# [Do this]
Go through the entries one line at a time, and gather every line that has the word "with".

# [The records]
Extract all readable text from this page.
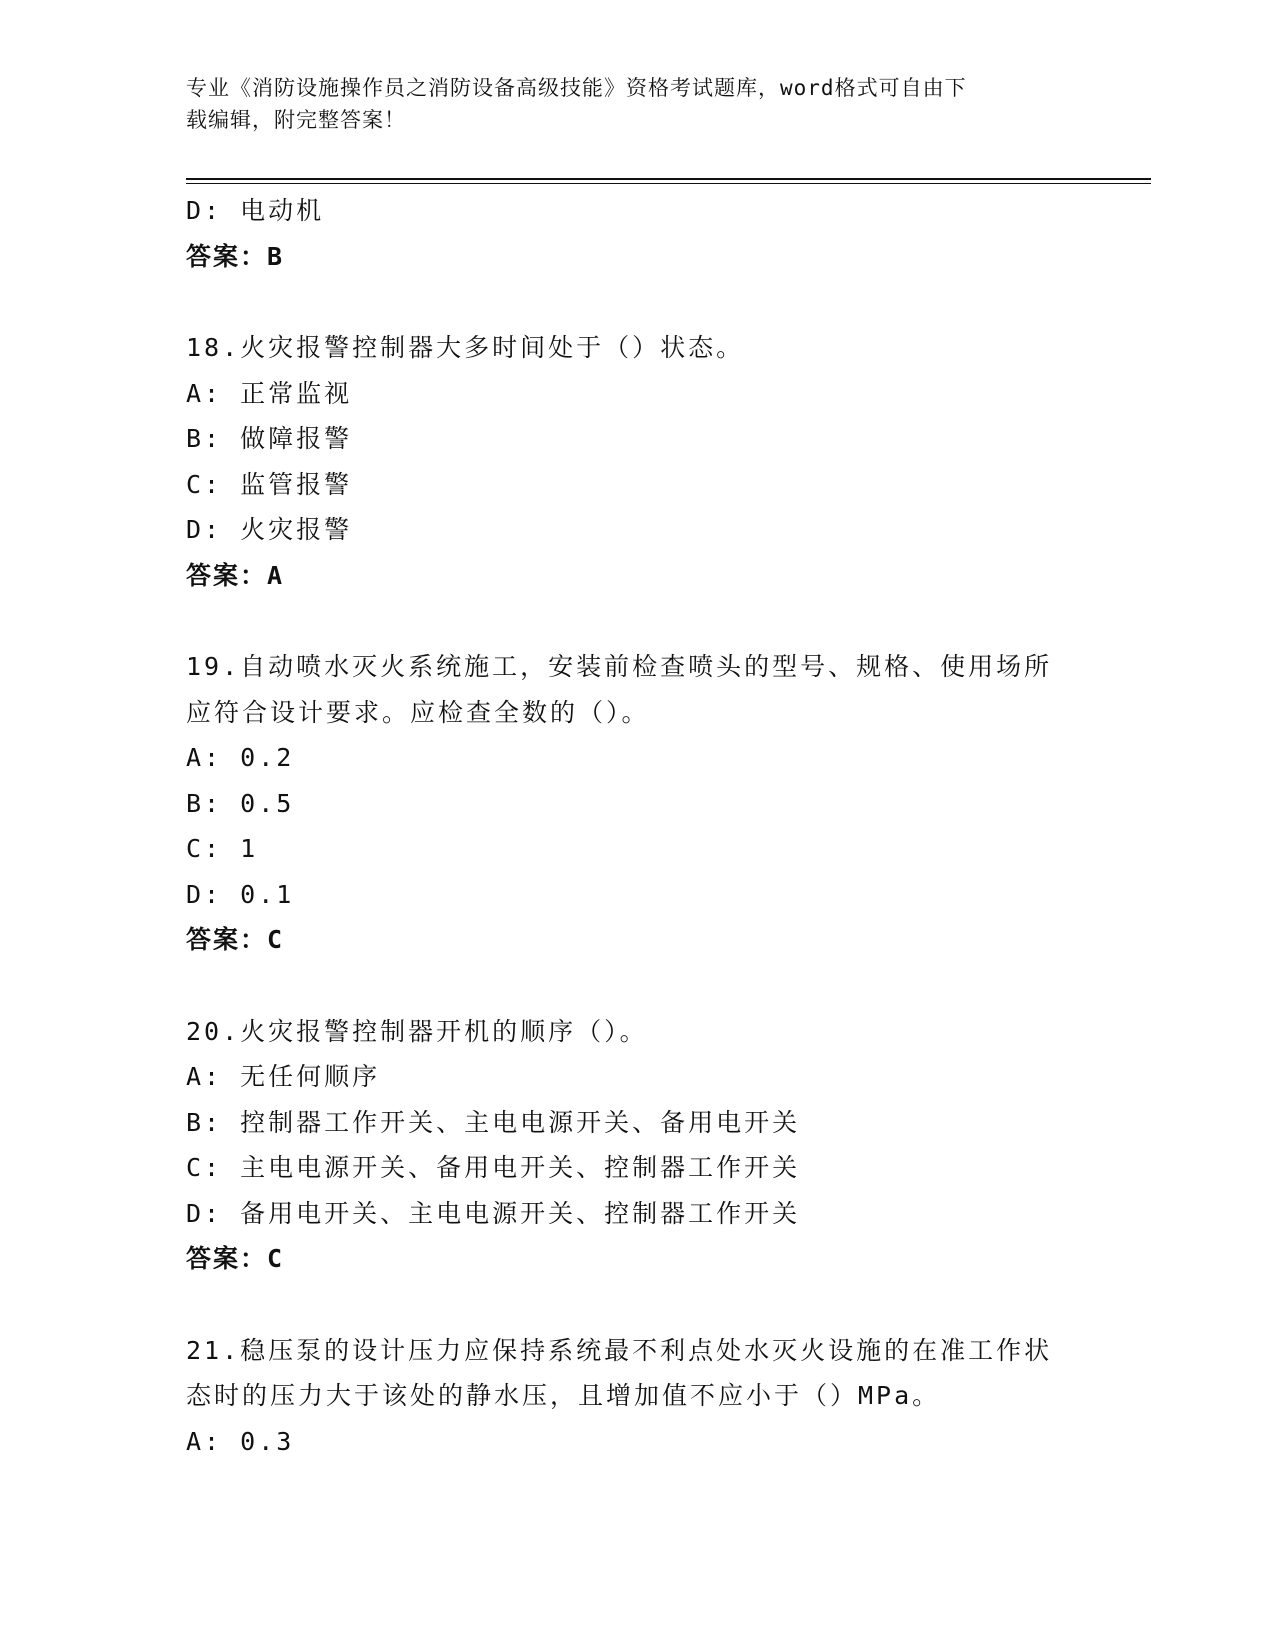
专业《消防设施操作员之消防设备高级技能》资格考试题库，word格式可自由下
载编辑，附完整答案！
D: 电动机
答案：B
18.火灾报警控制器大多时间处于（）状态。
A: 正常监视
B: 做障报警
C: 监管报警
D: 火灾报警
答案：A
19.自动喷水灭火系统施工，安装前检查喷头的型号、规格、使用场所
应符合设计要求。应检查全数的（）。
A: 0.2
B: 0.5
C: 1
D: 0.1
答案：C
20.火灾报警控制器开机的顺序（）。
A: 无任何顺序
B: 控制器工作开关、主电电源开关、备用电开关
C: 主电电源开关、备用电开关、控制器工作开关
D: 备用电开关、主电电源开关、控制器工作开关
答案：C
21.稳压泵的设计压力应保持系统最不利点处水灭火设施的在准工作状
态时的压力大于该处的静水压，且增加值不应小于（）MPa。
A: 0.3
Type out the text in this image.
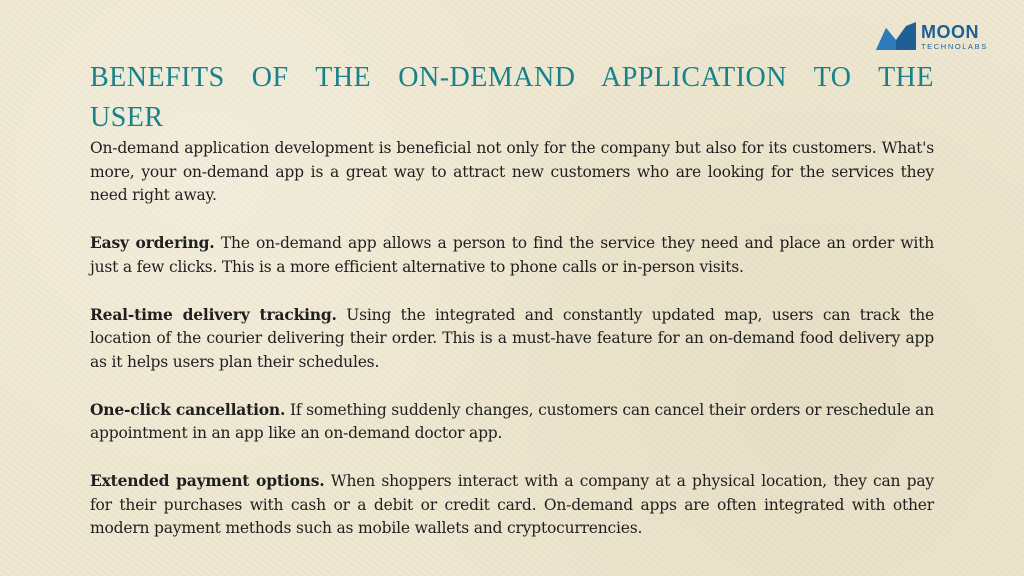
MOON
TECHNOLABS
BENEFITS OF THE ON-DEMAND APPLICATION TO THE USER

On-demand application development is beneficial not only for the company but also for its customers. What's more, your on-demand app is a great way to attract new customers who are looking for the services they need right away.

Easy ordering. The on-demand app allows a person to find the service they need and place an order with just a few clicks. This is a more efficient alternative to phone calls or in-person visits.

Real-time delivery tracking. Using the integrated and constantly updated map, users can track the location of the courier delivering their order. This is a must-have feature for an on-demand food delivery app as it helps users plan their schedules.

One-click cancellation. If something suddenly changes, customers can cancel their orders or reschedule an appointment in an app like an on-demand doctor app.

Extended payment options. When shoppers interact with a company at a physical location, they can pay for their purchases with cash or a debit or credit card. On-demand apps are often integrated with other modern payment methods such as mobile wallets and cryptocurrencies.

# [The solution]
Easy ordering. The on-demand app allows a person to find the service they need and place an order with just a few clicks. This is a more efficient alternative to phone calls or in-person visits.
Extended payment options. When shoppers interact with a company at a physical location, they can pay for their purchases with cash or a debit or credit card. On-demand apps are often integrated with other modern payment methods such as mobile wallets and cryptocurrencies.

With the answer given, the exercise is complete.